-- START Given entries --

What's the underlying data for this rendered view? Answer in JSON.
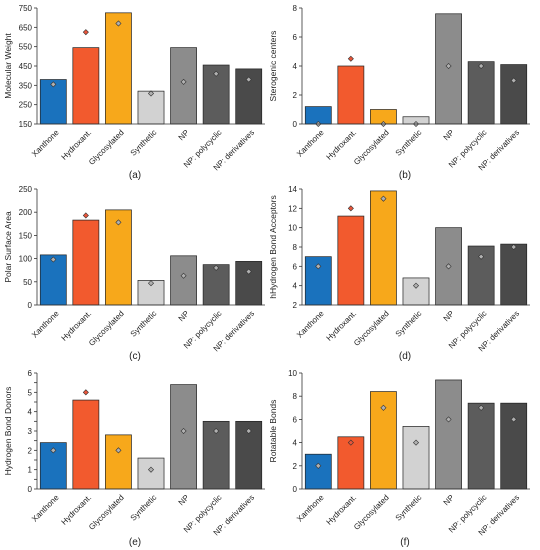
{
  "chart_data": [
    {
      "type": "bar",
      "panel_label": "(a)",
      "ylabel": "Molecular Weight",
      "ylim": [
        150,
        750
      ],
      "yticks": [
        150,
        250,
        350,
        450,
        550,
        650,
        750
      ],
      "categories": [
        "Xanthone",
        "Hydroxant.",
        "Glycosylated",
        "Synthetic",
        "NP",
        "NP: polycyclic",
        "NP: derivatives"
      ],
      "values": [
        380,
        545,
        725,
        320,
        545,
        455,
        435
      ],
      "markers": [
        355,
        625,
        670,
        308,
        368,
        410,
        380
      ]
    },
    {
      "type": "bar",
      "panel_label": "(b)",
      "ylabel": "Sterogenic centers",
      "ylim": [
        0,
        8
      ],
      "yticks": [
        0,
        2,
        4,
        6,
        8
      ],
      "categories": [
        "Xanthone",
        "Hydroxant.",
        "Glycosylated",
        "Synthetic",
        "NP",
        "NP: polycyclic",
        "NP: derivatives"
      ],
      "values": [
        1.2,
        4.0,
        1.0,
        0.5,
        7.6,
        4.3,
        4.1
      ],
      "markers": [
        0,
        4.5,
        0,
        0,
        4.0,
        4.0,
        3.0
      ]
    },
    {
      "type": "bar",
      "panel_label": "(c)",
      "ylabel": "Polar Surface Area",
      "ylim": [
        0,
        250
      ],
      "yticks": [
        0,
        50,
        100,
        150,
        200,
        250
      ],
      "categories": [
        "Xanthone",
        "Hydroxant.",
        "Glycosylated",
        "Synthetic",
        "NP",
        "NP: polycyclic",
        "NP: derivatives"
      ],
      "values": [
        108,
        183,
        205,
        53,
        106,
        87,
        94
      ],
      "markers": [
        98,
        193,
        178,
        47,
        63,
        80,
        72
      ]
    },
    {
      "type": "bar",
      "panel_label": "(d)",
      "ylabel": "hHydrogen Bond Acceptors",
      "ylim": [
        2,
        14
      ],
      "yticks": [
        2,
        4,
        6,
        8,
        10,
        12,
        14
      ],
      "categories": [
        "Xanthone",
        "Hydroxant.",
        "Glycosylated",
        "Synthetic",
        "NP",
        "NP: polycyclic",
        "NP: derivatives"
      ],
      "values": [
        7.0,
        11.2,
        13.8,
        4.8,
        10.0,
        8.1,
        8.3
      ],
      "markers": [
        6.0,
        12.0,
        13.0,
        4.0,
        6.0,
        7.0,
        8.0
      ]
    },
    {
      "type": "bar",
      "panel_label": "(e)",
      "ylabel": "Hydrogen Bond Donors",
      "ylim": [
        0,
        6
      ],
      "yticks": [
        0,
        0.5,
        1,
        1.5,
        2,
        2.5,
        3,
        3.5,
        4,
        4.5,
        5,
        5.5,
        6
      ],
      "yticklabels": [
        "0",
        "",
        "1",
        "",
        "2",
        "",
        "3",
        "",
        "4",
        "",
        "5",
        "",
        "6"
      ],
      "categories": [
        "Xanthone",
        "Hydroxant.",
        "Glycosylated",
        "Synthetic",
        "NP",
        "NP: polycyclic",
        "NP: derivatives"
      ],
      "values": [
        2.4,
        4.6,
        2.8,
        1.6,
        5.4,
        3.5,
        3.5
      ],
      "markers": [
        2.0,
        5.0,
        2.0,
        1.0,
        3.0,
        3.0,
        3.0
      ]
    },
    {
      "type": "bar",
      "panel_label": "(f)",
      "ylabel": "Rotatable Bonds",
      "ylim": [
        0,
        10
      ],
      "yticks": [
        0,
        2,
        4,
        6,
        8,
        10
      ],
      "categories": [
        "Xanthone",
        "Hydroxant.",
        "Glycosylated",
        "Synthetic",
        "NP",
        "NP: polycyclic",
        "NP: derivatives"
      ],
      "values": [
        3.0,
        4.5,
        8.4,
        5.4,
        9.4,
        7.4,
        7.4
      ],
      "markers": [
        2.0,
        4.0,
        7.0,
        4.0,
        6.0,
        7.0,
        6.0
      ]
    }
  ],
  "colors": {
    "bars": [
      "#1a72bd",
      "#f25a2e",
      "#f7a81b",
      "#d2d2d2",
      "#8c8c8c",
      "#5c5c5c",
      "#4a4a4a"
    ],
    "marker_highlight": "#e8553a",
    "marker_default": "#b0b0b0",
    "highlight_marker_categories": [
      "Hydroxant."
    ]
  }
}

-- END Given entries --

• [Exercise goal] Send back the data above word for word, with the pictures left out.

• [Task solution]
What's the underlying data for this rendered view? Answer in JSON.
{
  "chart_data": [
    {
      "type": "bar",
      "panel_label": "(a)",
      "ylabel": "Molecular Weight",
      "ylim": [
        150,
        750
      ],
      "yticks": [
        150,
        250,
        350,
        450,
        550,
        650,
        750
      ],
      "categories": [
        "Xanthone",
        "Hydroxant.",
        "Glycosylated",
        "Synthetic",
        "NP",
        "NP: polycyclic",
        "NP: derivatives"
      ],
      "values": [
        380,
        545,
        725,
        320,
        545,
        455,
        435
      ],
      "markers": [
        355,
        625,
        670,
        308,
        368,
        410,
        380
      ]
    },
    {
      "type": "bar",
      "panel_label": "(b)",
      "ylabel": "Sterogenic centers",
      "ylim": [
        0,
        8
      ],
      "yticks": [
        0,
        2,
        4,
        6,
        8
      ],
      "categories": [
        "Xanthone",
        "Hydroxant.",
        "Glycosylated",
        "Synthetic",
        "NP",
        "NP: polycyclic",
        "NP: derivatives"
      ],
      "values": [
        1.2,
        4.0,
        1.0,
        0.5,
        7.6,
        4.3,
        4.1
      ],
      "markers": [
        0,
        4.5,
        0,
        0,
        4.0,
        4.0,
        3.0
      ]
    },
    {
      "type": "bar",
      "panel_label": "(c)",
      "ylabel": "Polar Surface Area",
      "ylim": [
        0,
        250
      ],
      "yticks": [
        0,
        50,
        100,
        150,
        200,
        250
      ],
      "categories": [
        "Xanthone",
        "Hydroxant.",
        "Glycosylated",
        "Synthetic",
        "NP",
        "NP: polycyclic",
        "NP: derivatives"
      ],
      "values": [
        108,
        183,
        205,
        53,
        106,
        87,
        94
      ],
      "markers": [
        98,
        193,
        178,
        47,
        63,
        80,
        72
      ]
    },
    {
      "type": "bar",
      "panel_label": "(d)",
      "ylabel": "hHydrogen Bond Acceptors",
      "ylim": [
        2,
        14
      ],
      "yticks": [
        2,
        4,
        6,
        8,
        10,
        12,
        14
      ],
      "categories": [
        "Xanthone",
        "Hydroxant.",
        "Glycosylated",
        "Synthetic",
        "NP",
        "NP: polycyclic",
        "NP: derivatives"
      ],
      "values": [
        7.0,
        11.2,
        13.8,
        4.8,
        10.0,
        8.1,
        8.3
      ],
      "markers": [
        6.0,
        12.0,
        13.0,
        4.0,
        6.0,
        7.0,
        8.0
      ]
    },
    {
      "type": "bar",
      "panel_label": "(e)",
      "ylabel": "Hydrogen Bond Donors",
      "ylim": [
        0,
        6
      ],
      "yticks": [
        0,
        0.5,
        1,
        1.5,
        2,
        2.5,
        3,
        3.5,
        4,
        4.5,
        5,
        5.5,
        6
      ],
      "yticklabels": [
        "0",
        "",
        "1",
        "",
        "2",
        "",
        "3",
        "",
        "4",
        "",
        "5",
        "",
        "6"
      ],
      "categories": [
        "Xanthone",
        "Hydroxant.",
        "Glycosylated",
        "Synthetic",
        "NP",
        "NP: polycyclic",
        "NP: derivatives"
      ],
      "values": [
        2.4,
        4.6,
        2.8,
        1.6,
        5.4,
        3.5,
        3.5
      ],
      "markers": [
        2.0,
        5.0,
        2.0,
        1.0,
        3.0,
        3.0,
        3.0
      ]
    },
    {
      "type": "bar",
      "panel_label": "(f)",
      "ylabel": "Rotatable Bonds",
      "ylim": [
        0,
        10
      ],
      "yticks": [
        0,
        2,
        4,
        6,
        8,
        10
      ],
      "categories": [
        "Xanthone",
        "Hydroxant.",
        "Glycosylated",
        "Synthetic",
        "NP",
        "NP: polycyclic",
        "NP: derivatives"
      ],
      "values": [
        3.0,
        4.5,
        8.4,
        5.4,
        9.4,
        7.4,
        7.4
      ],
      "markers": [
        2.0,
        4.0,
        7.0,
        4.0,
        6.0,
        7.0,
        6.0
      ]
    }
  ],
  "colors": {
    "bars": [
      "#1a72bd",
      "#f25a2e",
      "#f7a81b",
      "#d2d2d2",
      "#8c8c8c",
      "#5c5c5c",
      "#4a4a4a"
    ],
    "marker_highlight": "#e8553a",
    "marker_default": "#b0b0b0",
    "highlight_marker_categories": [
      "Hydroxant."
    ]
  }
}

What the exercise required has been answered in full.